===== Items =====

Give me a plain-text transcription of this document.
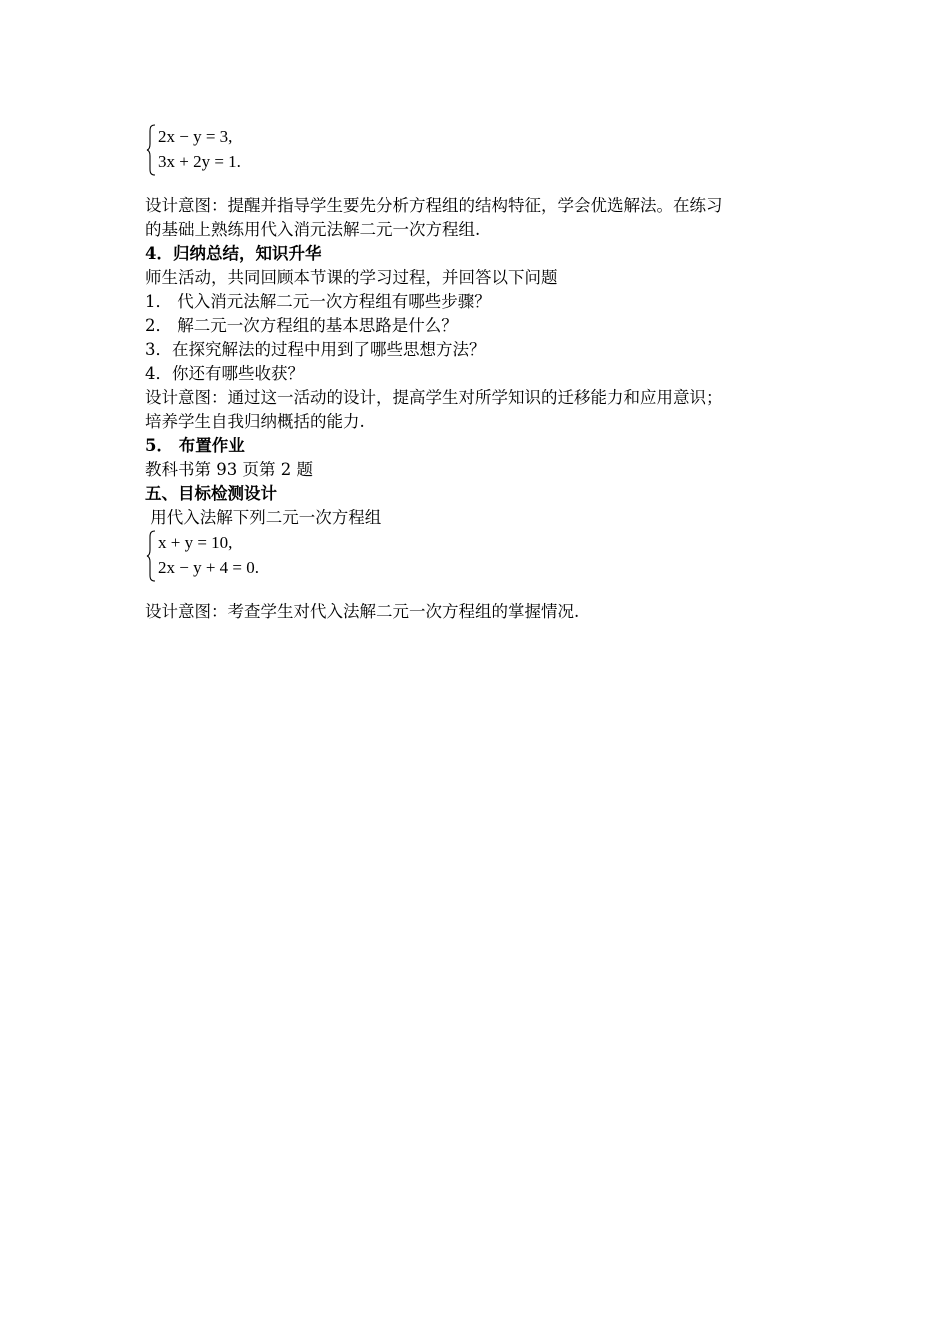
2x − y = 3,
3x + 2y = 1.
设计意图：提醒并指导学生要先分析方程组的结构特征，学会优选解法。在练习
的基础上熟练用代入消元法解二元一次方程组.
4．归纳总结，知识升华
师生活动，共同回顾本节课的学习过程，并回答以下问题
1． 代入消元法解二元一次方程组有哪些步骤？
2． 解二元一次方程组的基本思路是什么？
3．在探究解法的过程中用到了哪些思想方法？
4．你还有哪些收获？
设计意图：通过这一活动的设计，提高学生对所学知识的迁移能力和应用意识；
培养学生自我归纳概括的能力.
5． 布置作业
教科书第 93 页第 2 题
五、目标检测设计
用代入法解下列二元一次方程组
x + y = 10,
2x − y + 4 = 0.
设计意图：考查学生对代入法解二元一次方程组的掌握情况.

=====

_What to produce:_ Look through the records and gather every line containing "设计意图".

_Output of the task:_
设计意图：提醒并指导学生要先分析方程组的结构特征，学会优选解法。在练习
设计意图：通过这一活动的设计，提高学生对所学知识的迁移能力和应用意识；
设计意图：考查学生对代入法解二元一次方程组的掌握情况.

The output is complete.